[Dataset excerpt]
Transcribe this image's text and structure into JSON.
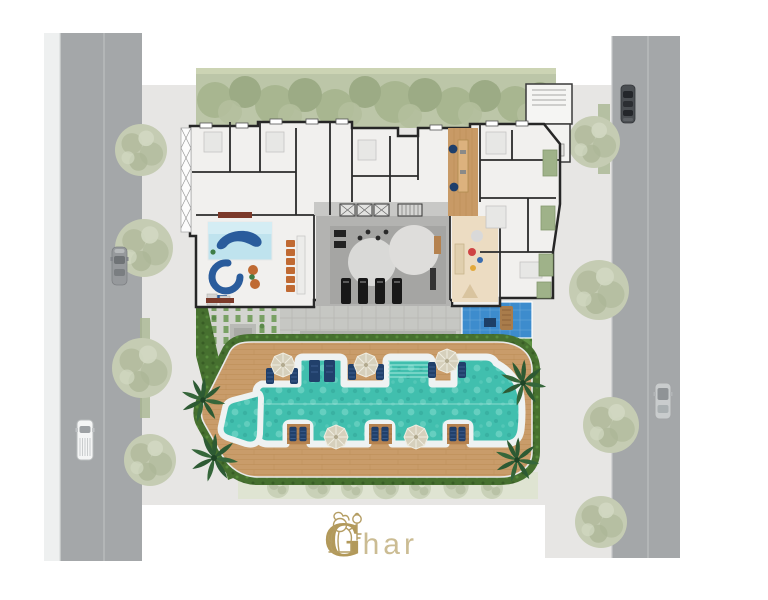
{
  "logo": {
    "initial": "G",
    "rest": "har",
    "icon": "lion-key-icon",
    "gold": "#b2995a",
    "gold_light": "#cbbc93"
  },
  "palette": {
    "road_asphalt": "#a4a7a9",
    "sidewalk": "#eef0f0",
    "site_ground": "#e7e6e4",
    "hedge_top": "#bcc6a8",
    "hedge_dark": "#46702f",
    "foliage_sage": "#c5ccb3",
    "deck_wood": "#c99c6a",
    "pool_water": "#41bfae",
    "pool_coping": "#eef2f2",
    "plunge_pool_blue": "#3d8ccd",
    "grass": "#5f9344",
    "building_wall": "#262626",
    "room_floor": "#f1f0ee",
    "core_gray": "#b3b3b1",
    "furniture_navy": "#21406b",
    "furniture_orange": "#bf6a33",
    "kids_mat_blue": "#bfe3ee",
    "playroom_beige": "#ecdcc2",
    "umbrella_beige": "#d6d0bc",
    "accent_red_planter": "#7c3a2a"
  },
  "counts": {
    "cars": 4,
    "umbrellas_top": 3,
    "umbrellas_bottom": 2,
    "lounger_platforms": 3,
    "treadmills": 4
  }
}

> **Requirement**:
Output each line exactly; omit every picture.

> **Task response**:
Transcribe this image's text and structure into JSON.
{
  "logo": {
    "initial": "G",
    "rest": "har",
    "icon": "lion-key-icon",
    "gold": "#b2995a",
    "gold_light": "#cbbc93"
  },
  "palette": {
    "road_asphalt": "#a4a7a9",
    "sidewalk": "#eef0f0",
    "site_ground": "#e7e6e4",
    "hedge_top": "#bcc6a8",
    "hedge_dark": "#46702f",
    "foliage_sage": "#c5ccb3",
    "deck_wood": "#c99c6a",
    "pool_water": "#41bfae",
    "pool_coping": "#eef2f2",
    "plunge_pool_blue": "#3d8ccd",
    "grass": "#5f9344",
    "building_wall": "#262626",
    "room_floor": "#f1f0ee",
    "core_gray": "#b3b3b1",
    "furniture_navy": "#21406b",
    "furniture_orange": "#bf6a33",
    "kids_mat_blue": "#bfe3ee",
    "playroom_beige": "#ecdcc2",
    "umbrella_beige": "#d6d0bc",
    "accent_red_planter": "#7c3a2a"
  },
  "counts": {
    "cars": 4,
    "umbrellas_top": 3,
    "umbrellas_bottom": 2,
    "lounger_platforms": 3,
    "treadmills": 4
  }
}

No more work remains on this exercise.